>>>
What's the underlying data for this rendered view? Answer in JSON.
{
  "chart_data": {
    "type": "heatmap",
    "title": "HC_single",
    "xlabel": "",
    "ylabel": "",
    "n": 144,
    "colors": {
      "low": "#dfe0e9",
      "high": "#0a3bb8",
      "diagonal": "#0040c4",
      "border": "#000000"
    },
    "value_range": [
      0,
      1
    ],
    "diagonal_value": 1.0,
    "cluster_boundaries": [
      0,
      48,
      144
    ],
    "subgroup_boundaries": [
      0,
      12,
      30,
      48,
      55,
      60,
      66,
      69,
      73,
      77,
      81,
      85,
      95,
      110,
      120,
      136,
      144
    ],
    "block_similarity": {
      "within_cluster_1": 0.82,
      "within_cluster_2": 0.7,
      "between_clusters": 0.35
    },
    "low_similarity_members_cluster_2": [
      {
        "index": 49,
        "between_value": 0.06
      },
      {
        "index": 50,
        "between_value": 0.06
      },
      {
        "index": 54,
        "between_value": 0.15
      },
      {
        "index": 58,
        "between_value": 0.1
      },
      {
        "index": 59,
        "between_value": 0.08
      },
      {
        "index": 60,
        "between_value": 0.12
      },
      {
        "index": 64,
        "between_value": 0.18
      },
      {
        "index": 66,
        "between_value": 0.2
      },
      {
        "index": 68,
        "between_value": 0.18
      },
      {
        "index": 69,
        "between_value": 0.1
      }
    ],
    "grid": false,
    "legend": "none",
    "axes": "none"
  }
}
<<<
Exercise: Return the entries above exactly as they appear.

Answer in full:
What's the underlying data for this rendered view? Answer in JSON.
{
  "chart_data": {
    "type": "heatmap",
    "title": "HC_single",
    "xlabel": "",
    "ylabel": "",
    "n": 144,
    "colors": {
      "low": "#dfe0e9",
      "high": "#0a3bb8",
      "diagonal": "#0040c4",
      "border": "#000000"
    },
    "value_range": [
      0,
      1
    ],
    "diagonal_value": 1.0,
    "cluster_boundaries": [
      0,
      48,
      144
    ],
    "subgroup_boundaries": [
      0,
      12,
      30,
      48,
      55,
      60,
      66,
      69,
      73,
      77,
      81,
      85,
      95,
      110,
      120,
      136,
      144
    ],
    "block_similarity": {
      "within_cluster_1": 0.82,
      "within_cluster_2": 0.7,
      "between_clusters": 0.35
    },
    "low_similarity_members_cluster_2": [
      {
        "index": 49,
        "between_value": 0.06
      },
      {
        "index": 50,
        "between_value": 0.06
      },
      {
        "index": 54,
        "between_value": 0.15
      },
      {
        "index": 58,
        "between_value": 0.1
      },
      {
        "index": 59,
        "between_value": 0.08
      },
      {
        "index": 60,
        "between_value": 0.12
      },
      {
        "index": 64,
        "between_value": 0.18
      },
      {
        "index": 66,
        "between_value": 0.2
      },
      {
        "index": 68,
        "between_value": 0.18
      },
      {
        "index": 69,
        "between_value": 0.1
      }
    ],
    "grid": false,
    "legend": "none",
    "axes": "none"
  }
}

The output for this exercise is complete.